** Begin Exercise data **

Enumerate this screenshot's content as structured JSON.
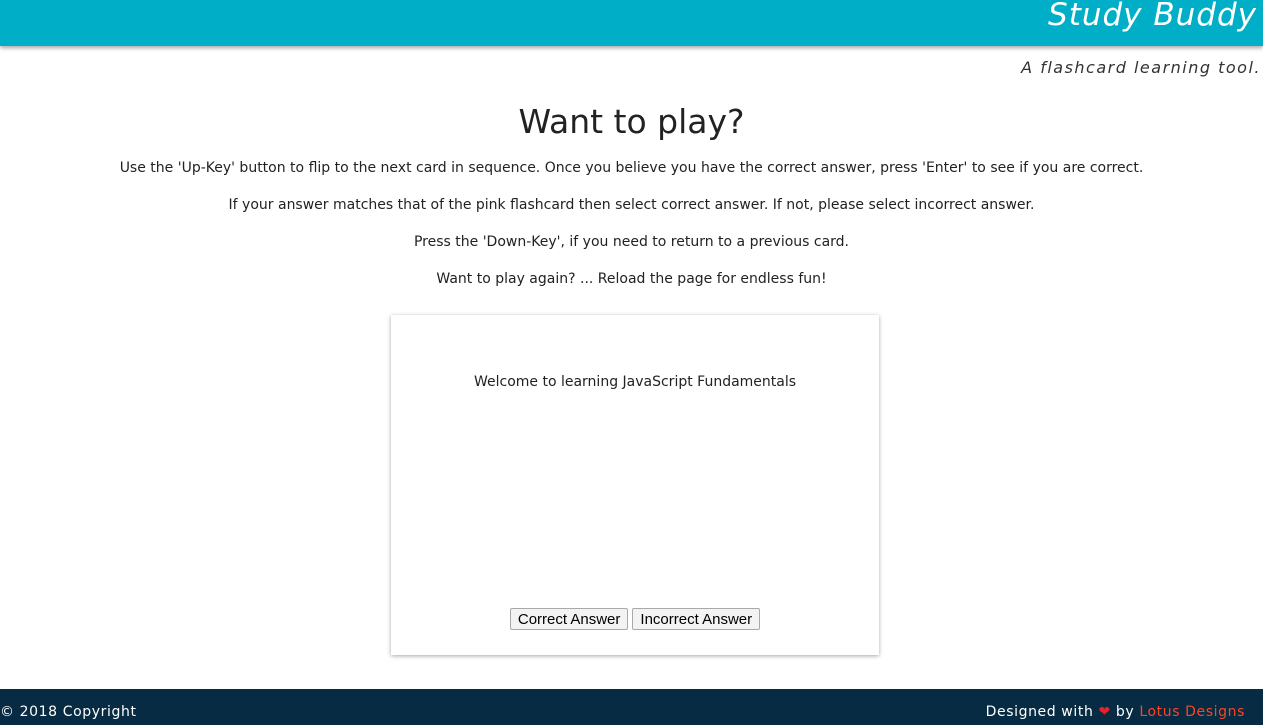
{
  "header": {
    "app_title": "Study Buddy",
    "tagline": "A flashcard learning tool.",
    "color": "#00afc7"
  },
  "main": {
    "title": "Want to play?",
    "instructions": [
      "Use the 'Up-Key' button to flip to the next card in sequence. Once you believe you have the correct answer, press 'Enter' to see if you are correct.",
      "If your answer matches that of the pink flashcard then select correct answer. If not, please select incorrect answer.",
      "Press the 'Down-Key', if you need to return to a previous card.",
      "Want to play again? ... Reload the page for endless fun!"
    ]
  },
  "card": {
    "text": "Welcome to learning JavaScript Fundamentals",
    "correct_label": "Correct Answer",
    "incorrect_label": "Incorrect Answer"
  },
  "footer": {
    "copyright": "© 2018 Copyright",
    "designed_with": "Designed with",
    "heart_icon": "❤",
    "by": "by",
    "designer": "Lotus Designs",
    "background": "#062b42",
    "link_color": "#ff4423"
  }
}
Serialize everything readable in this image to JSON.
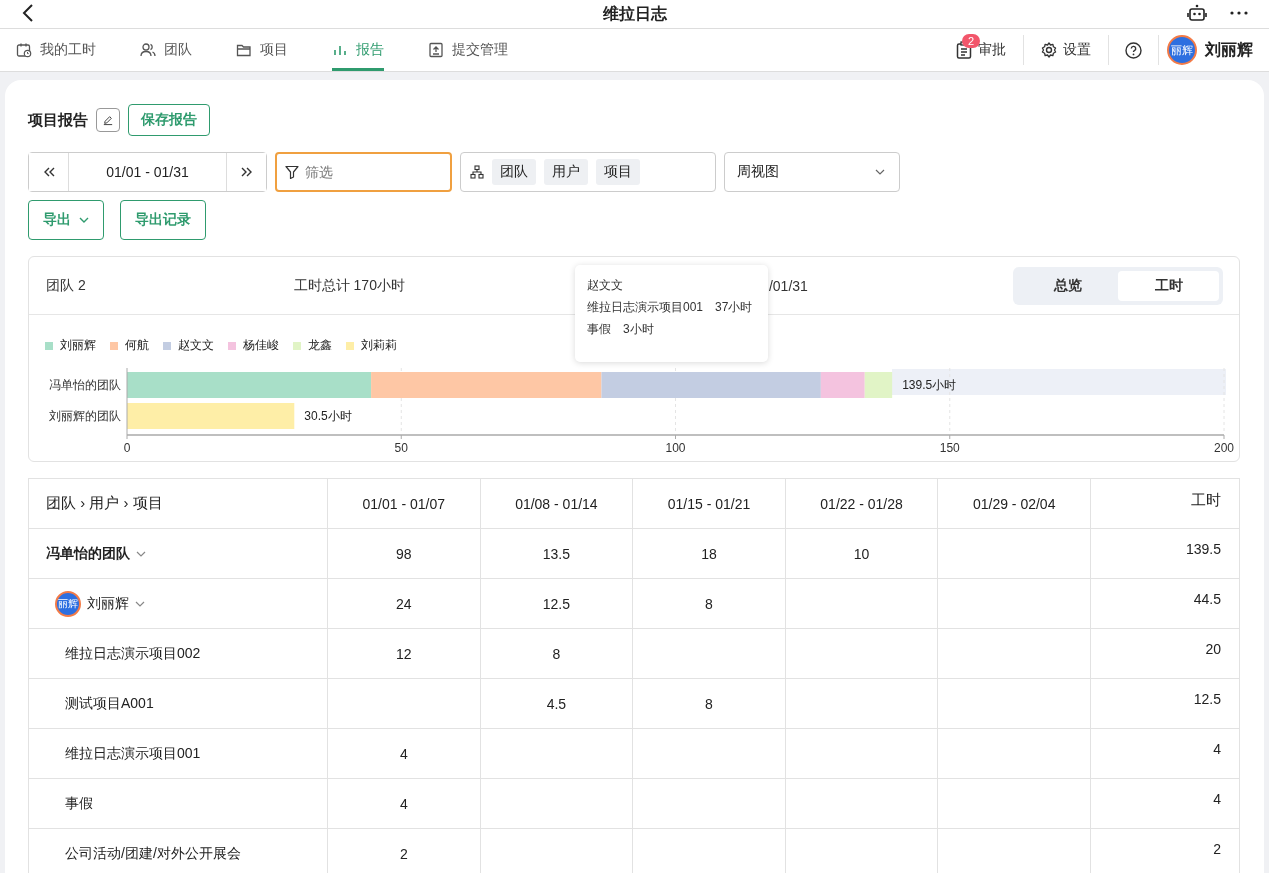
{
  "window": {
    "title": "维拉日志"
  },
  "nav_tabs": [
    {
      "label": "我的工时",
      "selected": false
    },
    {
      "label": "团队",
      "selected": false
    },
    {
      "label": "项目",
      "selected": false
    },
    {
      "label": "报告",
      "selected": true
    },
    {
      "label": "提交管理",
      "selected": false
    }
  ],
  "nav_actions": {
    "approval": {
      "label": "审批",
      "badge": "2"
    },
    "settings": {
      "label": "设置"
    },
    "user": {
      "avatar_text": "丽辉",
      "name": "刘丽辉"
    }
  },
  "report": {
    "title": "项目报告",
    "save_button": "保存报告",
    "date_range": "01/01 - 01/31",
    "filter": {
      "placeholder": "筛选"
    },
    "group_by": [
      "团队",
      "用户",
      "项目"
    ],
    "view_select": "周视图",
    "export_button": "导出",
    "export_history_button": "导出记录"
  },
  "summary": {
    "teams": "团队 2",
    "total": "工时总计 170小时",
    "period": "/01/31",
    "toggle": [
      {
        "label": "总览",
        "selected": false
      },
      {
        "label": "工时",
        "selected": true
      }
    ]
  },
  "tooltip": {
    "title": "赵文文",
    "lines": [
      {
        "name": "维拉日志演示项目001",
        "value": "37小时"
      },
      {
        "name": "事假",
        "value": "3小时"
      }
    ]
  },
  "chart_data": {
    "type": "bar",
    "orientation": "horizontal",
    "stacked": true,
    "categories": [
      "冯单怡的团队",
      "刘丽辉的团队"
    ],
    "series": [
      {
        "name": "刘丽辉",
        "color": "#a8dfc8",
        "values": [
          44.5,
          null
        ]
      },
      {
        "name": "何航",
        "color": "#fec7a5",
        "values": [
          42,
          null
        ]
      },
      {
        "name": "赵文文",
        "color": "#c3cde2",
        "values": [
          40,
          null
        ]
      },
      {
        "name": "杨佳峻",
        "color": "#f4c3df",
        "values": [
          8,
          null
        ]
      },
      {
        "name": "龙鑫",
        "color": "#e1f4c6",
        "values": [
          5,
          null
        ]
      },
      {
        "name": "刘莉莉",
        "color": "#feeea7",
        "values": [
          null,
          30.5
        ]
      }
    ],
    "xlim": [
      0,
      200
    ],
    "xticks": [
      0,
      50,
      100,
      150,
      200
    ],
    "grid": true,
    "legend": "top",
    "value_labels": [
      "139.5小时",
      "30.5小时"
    ]
  },
  "table": {
    "columns": [
      "团队 › 用户 › 项目",
      "01/01 - 01/07",
      "01/08 - 01/14",
      "01/15 - 01/21",
      "01/22 - 01/28",
      "01/29 - 02/04",
      "工时"
    ],
    "rows": [
      {
        "kind": "team",
        "expanded": true,
        "cells": [
          "冯单怡的团队",
          "98",
          "13.5",
          "18",
          "10",
          "",
          "139.5"
        ],
        "children": [
          {
            "kind": "user",
            "avatar_text": "丽辉",
            "expanded": true,
            "cells": [
              "刘丽辉",
              "24",
              "12.5",
              "8",
              "",
              "",
              "44.5"
            ],
            "children": [
              {
                "kind": "project",
                "cells": [
                  "维拉日志演示项目002",
                  "12",
                  "8",
                  "",
                  "",
                  "",
                  "20"
                ]
              },
              {
                "kind": "project",
                "cells": [
                  "测试项目A001",
                  "",
                  "4.5",
                  "8",
                  "",
                  "",
                  "12.5"
                ]
              },
              {
                "kind": "project",
                "cells": [
                  "维拉日志演示项目001",
                  "4",
                  "",
                  "",
                  "",
                  "",
                  "4"
                ]
              },
              {
                "kind": "project",
                "cells": [
                  "事假",
                  "4",
                  "",
                  "",
                  "",
                  "",
                  "4"
                ]
              },
              {
                "kind": "project",
                "cells": [
                  "公司活动/团建/对外公开展会",
                  "2",
                  "",
                  "",
                  "",
                  "",
                  "2"
                ]
              }
            ]
          }
        ]
      }
    ]
  }
}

** End Exercise data **

Exercise details = Among the lines of the material, find those that hold the word "flashcard" and copy them.

Completed task =
    "tagline": "A flashcard learning tool.",
      "If your answer matches that of the pink flashcard then select correct answer. If not, please select incorrect answer.",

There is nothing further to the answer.